* _WHAT IS ASKED_
The records below must be output exactly, without pictures.
○ ○ ○ ○ ○ ○ ○
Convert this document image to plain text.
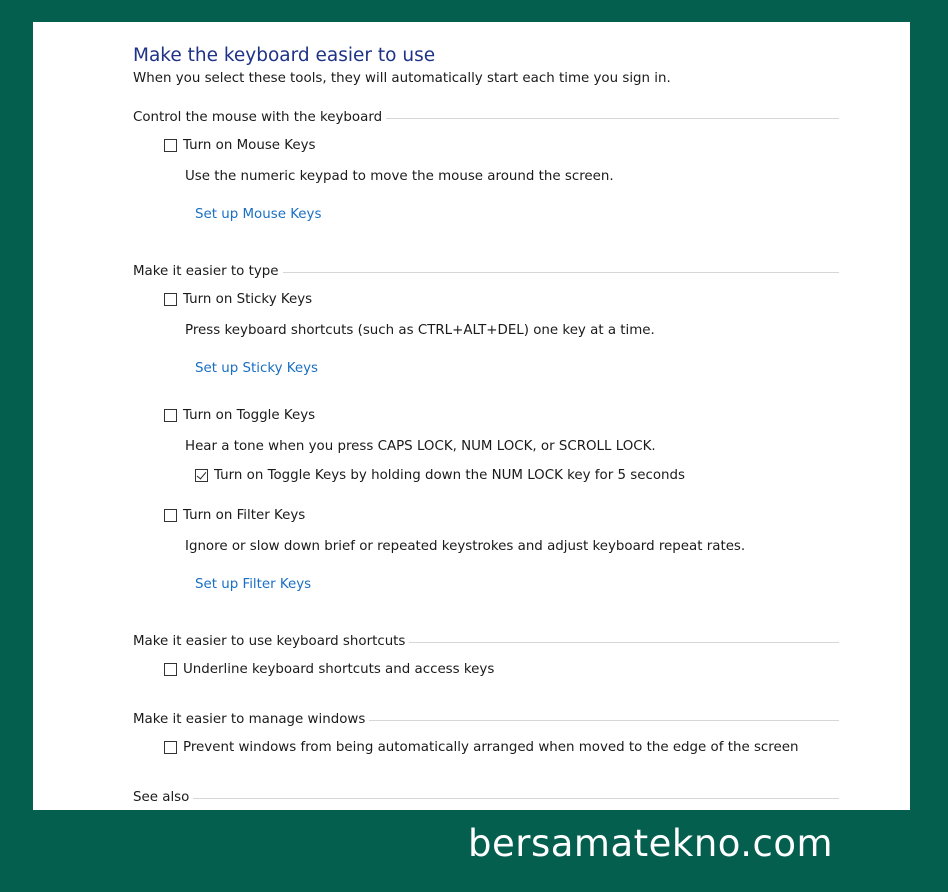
Make the keyboard easier to use
When you select these tools, they will automatically start each time you sign in.
Control the mouse with the keyboard
Turn on Mouse Keys
Use the numeric keypad to move the mouse around the screen.
Set up Mouse Keys
Make it easier to type
Turn on Sticky Keys
Press keyboard shortcuts (such as CTRL+ALT+DEL) one key at a time.
Set up Sticky Keys
Turn on Toggle Keys
Hear a tone when you press CAPS LOCK, NUM LOCK, or SCROLL LOCK.
Turn on Toggle Keys by holding down the NUM LOCK key for 5 seconds
Turn on Filter Keys
Ignore or slow down brief or repeated keystrokes and adjust keyboard repeat rates.
Set up Filter Keys
Make it easier to use keyboard shortcuts
Underline keyboard shortcuts and access keys
Make it easier to manage windows
Prevent windows from being automatically arranged when moved to the edge of the screen
See also
bersamatekno.com
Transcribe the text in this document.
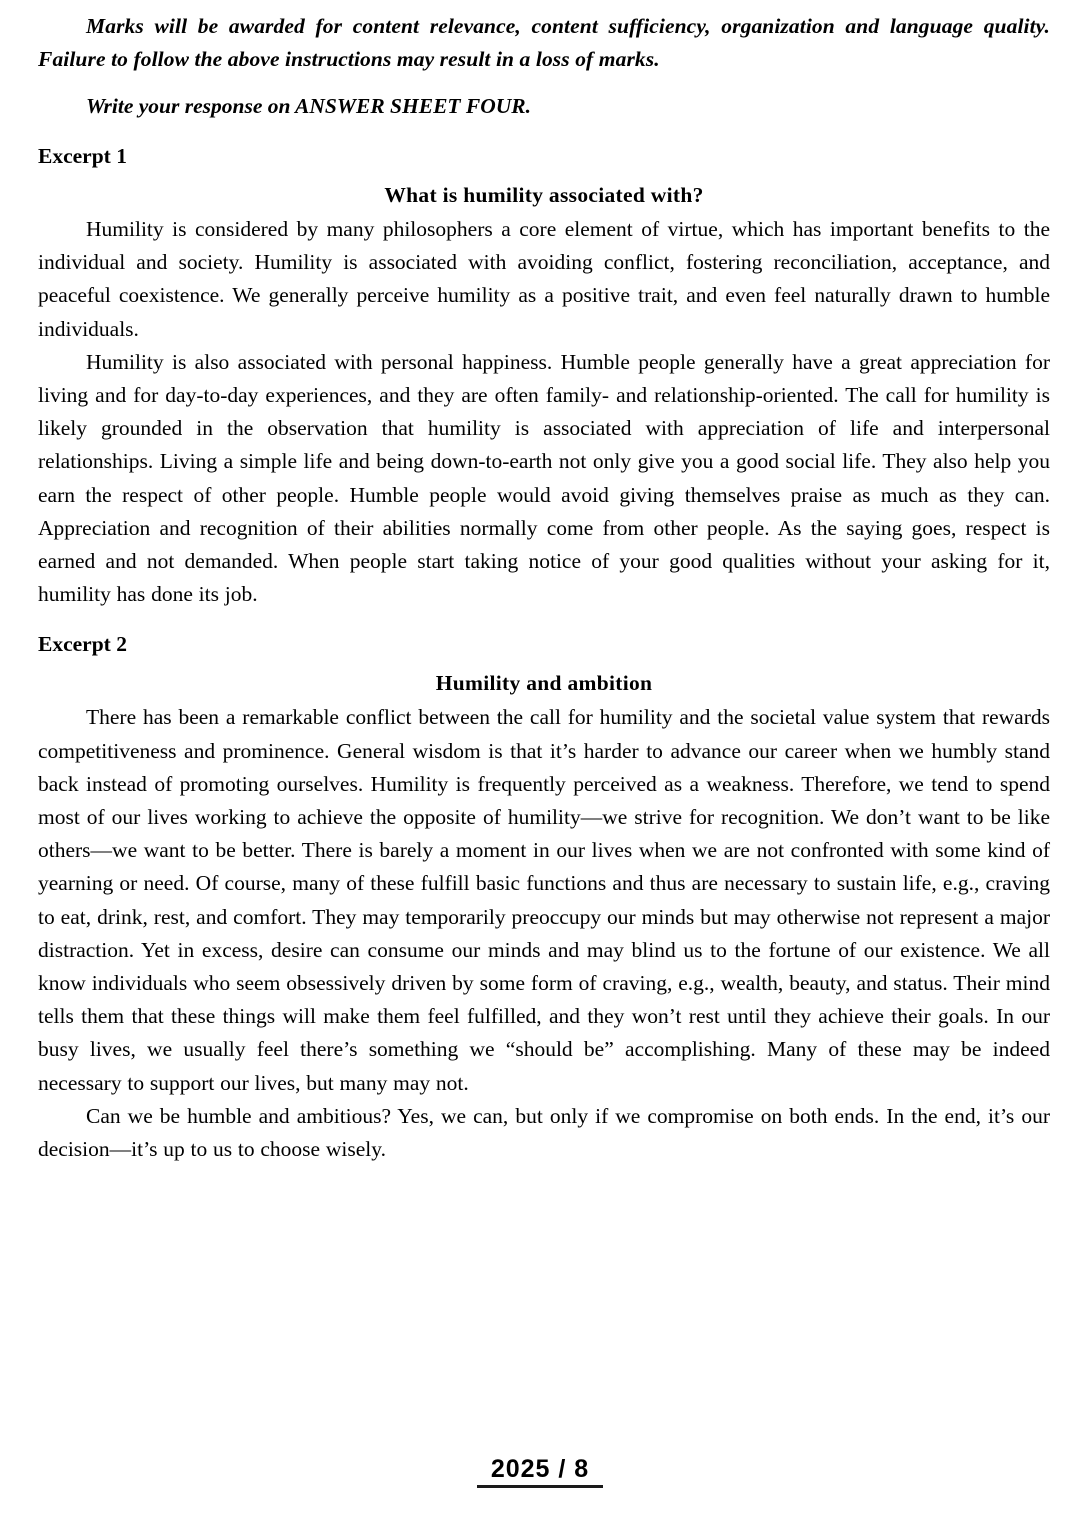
Marks will be awarded for content relevance, content sufficiency, organization and language quality. Failure to follow the above instructions may result in a loss of marks.

Write your response on ANSWER SHEET FOUR.

Excerpt 1

What is humility associated with?

Humility is considered by many philosophers a core element of virtue, which has important benefits to the individual and society. Humility is associated with avoiding conflict, fostering reconciliation, acceptance, and peaceful coexistence. We generally perceive humility as a positive trait, and even feel naturally drawn to humble individuals.

Humility is also associated with personal happiness. Humble people generally have a great appreciation for living and for day-to-day experiences, and they are often family- and relationship-oriented. The call for humility is likely grounded in the observation that humility is associated with appreciation of life and interpersonal relationships. Living a simple life and being down-to-earth not only give you a good social life. They also help you earn the respect of other people. Humble people would avoid giving themselves praise as much as they can. Appreciation and recognition of their abilities normally come from other people. As the saying goes, respect is earned and not demanded. When people start taking notice of your good qualities without your asking for it, humility has done its job.

Excerpt 2

Humility and ambition

There has been a remarkable conflict between the call for humility and the societal value system that rewards competitiveness and prominence. General wisdom is that it’s harder to advance our career when we humbly stand back instead of promoting ourselves. Humility is frequently perceived as a weakness. Therefore, we tend to spend most of our lives working to achieve the opposite of humility—we strive for recognition. We don’t want to be like others—we want to be better. There is barely a moment in our lives when we are not confronted with some kind of yearning or need. Of course, many of these fulfill basic functions and thus are necessary to sustain life, e.g., craving to eat, drink, rest, and comfort. They may temporarily preoccupy our minds but may otherwise not represent a major distraction. Yet in excess, desire can consume our minds and may blind us to the fortune of our existence. We all know individuals who seem obsessively driven by some form of craving, e.g., wealth, beauty, and status. Their mind tells them that these things will make them feel fulfilled, and they won’t rest until they achieve their goals. In our busy lives, we usually feel there’s something we “should be” accomplishing. Many of these may be indeed necessary to support our lives, but many may not.

Can we be humble and ambitious? Yes, we can, but only if we compromise on both ends. In the end, it’s our decision—it’s up to us to choose wisely.

2025 / 8
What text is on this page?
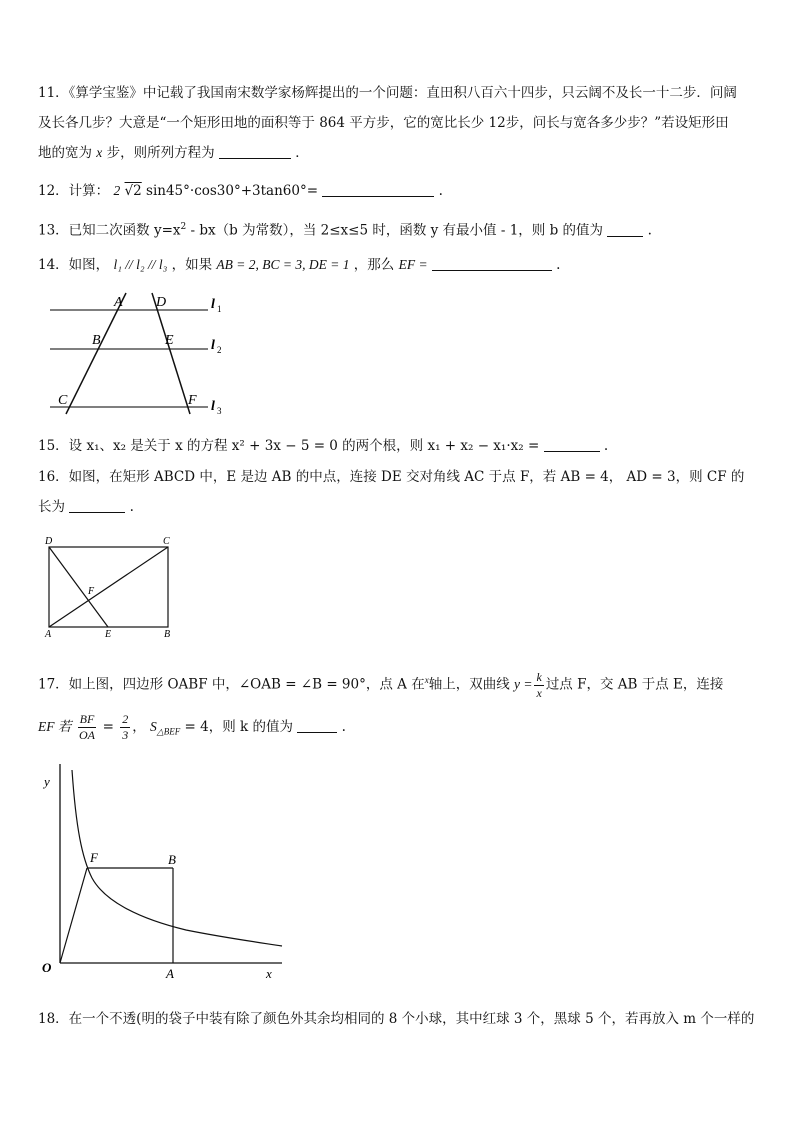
11．《算学宝鉴》中记载了我国南宋数学家杨辉提出的一个问题：直田积八百六十四步，只云阔不及长一十二步．问阔
及长各几步？大意是“一个矩形田地的面积等于 864 平方步，它的宽比长少 12步，问长与宽各多少步？”若设矩形田
地的宽为 x 步，则所列方程为	．
12．计算： 2 √2 sin45°·cos30°+3tan60°=	.
13．已知二次函数 $y=x^2 - bx(b$ 为常数），当 2≤x≤5 时，函数 y 有最小值 - 1，则 b 的值为	.
14．如图， l₁ // l₂ // l₃ ，如果 AB = 2, BC = 3, DE = 1 ，那么 EF =	.
A D
B	E
C	F
l 1
l 2
l 3
15．设 x₁、x₂ 是关于 x 的方程 x² + 3x − 5 = 0 的两个根，则 x₁ + x₂ − x₁·x₂ =	.
16．如图，在矩形 ABCD 中，E 是边 AB 的中点，连接 DE 交对角线 AC 于点 F，若 AB = 4， AD = 3，则 CF 的
长为	.
D	C
A	E	B
F
17．如上图，四边形 OABF 中，∠OAB = ∠B = 90°，点 A 在$^x$轴上，双曲线 $y = \frac{k}{x}$ 过点 F，交 AB 于点 E，连接
EF 若 $\frac{BF}{OA} = \frac{2}{3}$ ， $S_{\triangle BEF} = 4$，则 k 的值为	.
y
x
O	A
F	B
18．在一个不透(明的袋子中装有除了颜色外其余均相同的 8 个小球，其中红球 3 个，黑球 5 个，若再放入 m 个一样的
○ ○ ○ ○ ○ ○ ○
* _COMPLETED EXERCISE_
Convert this document image to plain text.
Make the keyboard easier to use
When you select these tools, they will automatically start each time you sign in.
Control the mouse with the keyboard
Turn on Mouse Keys
Use the numeric keypad to move the mouse around the screen.
Set up Mouse Keys
Make it easier to type
Turn on Sticky Keys
Press keyboard shortcuts (such as CTRL+ALT+DEL) one key at a time.
Set up Sticky Keys
Turn on Toggle Keys
Hear a tone when you press CAPS LOCK, NUM LOCK, or SCROLL LOCK.
Turn on Toggle Keys by holding down the NUM LOCK key for 5 seconds
Turn on Filter Keys
Ignore or slow down brief or repeated keystrokes and adjust keyboard repeat rates.
Set up Filter Keys
Make it easier to use keyboard shortcuts
Underline keyboard shortcuts and access keys
Make it easier to manage windows
Prevent windows from being automatically arranged when moved to the edge of the screen
See also
bersamatekno.com
Transcribe the text in this document.
Marks will be awarded for content relevance, content sufficiency, organization and language quality. Failure to follow the above instructions may result in a loss of marks.

Write your response on ANSWER SHEET FOUR.

Excerpt 1

What is humility associated with?

Humility is considered by many philosophers a core element of virtue, which has important benefits to the individual and society. Humility is associated with avoiding conflict, fostering reconciliation, acceptance, and peaceful coexistence. We generally perceive humility as a positive trait, and even feel naturally drawn to humble individuals.

Humility is also associated with personal happiness. Humble people generally have a great appreciation for living and for day-to-day experiences, and they are often family- and relationship-oriented. The call for humility is likely grounded in the observation that humility is associated with appreciation of life and interpersonal relationships. Living a simple life and being down-to-earth not only give you a good social life. They also help you earn the respect of other people. Humble people would avoid giving themselves praise as much as they can. Appreciation and recognition of their abilities normally come from other people. As the saying goes, respect is earned and not demanded. When people start taking notice of your good qualities without your asking for it, humility has done its job.

Excerpt 2

Humility and ambition

There has been a remarkable conflict between the call for humility and the societal value system that rewards competitiveness and prominence. General wisdom is that it’s harder to advance our career when we humbly stand back instead of promoting ourselves. Humility is frequently perceived as a weakness. Therefore, we tend to spend most of our lives working to achieve the opposite of humility—we strive for recognition. We don’t want to be like others—we want to be better. There is barely a moment in our lives when we are not confronted with some kind of yearning or need. Of course, many of these fulfill basic functions and thus are necessary to sustain life, e.g., craving to eat, drink, rest, and comfort. They may temporarily preoccupy our minds but may otherwise not represent a major distraction. Yet in excess, desire can consume our minds and may blind us to the fortune of our existence. We all know individuals who seem obsessively driven by some form of craving, e.g., wealth, beauty, and status. Their mind tells them that these things will make them feel fulfilled, and they won’t rest until they achieve their goals. In our busy lives, we usually feel there’s something we “should be” accomplishing. Many of these may be indeed necessary to support our lives, but many may not.

Can we be humble and ambitious? Yes, we can, but only if we compromise on both ends. In the end, it’s our decision—it’s up to us to choose wisely.

2025 / 8
What text is on this page?
11．《算学宝鉴》中记载了我国南宋数学家杨辉提出的一个问题：直田积八百六十四步，只云阔不及长一十二步．问阔
及长各几步？大意是“一个矩形田地的面积等于 864 平方步，它的宽比长少 12步，问长与宽各多少步？”若设矩形田
地的宽为 x 步，则所列方程为	．
12．计算： 2 √2 sin45°·cos30°+3tan60°=	.
13．已知二次函数 $y=x^2 - bx(b$ 为常数），当 2≤x≤5 时，函数 y 有最小值 - 1，则 b 的值为	.
14．如图， l₁ // l₂ // l₃ ，如果 AB = 2, BC = 3, DE = 1 ，那么 EF =	.
A D
B	E
C	F
l 1
l 2
l 3
15．设 x₁、x₂ 是关于 x 的方程 x² + 3x − 5 = 0 的两个根，则 x₁ + x₂ − x₁·x₂ =	.
16．如图，在矩形 ABCD 中，E 是边 AB 的中点，连接 DE 交对角线 AC 于点 F，若 AB = 4， AD = 3，则 CF 的
长为	.
D	C
A	E	B
F
17．如上图，四边形 OABF 中，∠OAB = ∠B = 90°，点 A 在$^x$轴上，双曲线 $y = \frac{k}{x}$ 过点 F，交 AB 于点 E，连接
EF 若 $\frac{BF}{OA} = \frac{2}{3}$ ， $S_{\triangle BEF} = 4$，则 k 的值为	.
y
x
O	A
F	B
18．在一个不透(明的袋子中装有除了颜色外其余均相同的 8 个小球，其中红球 3 个，黑球 5 个，若再放入 m 个一样的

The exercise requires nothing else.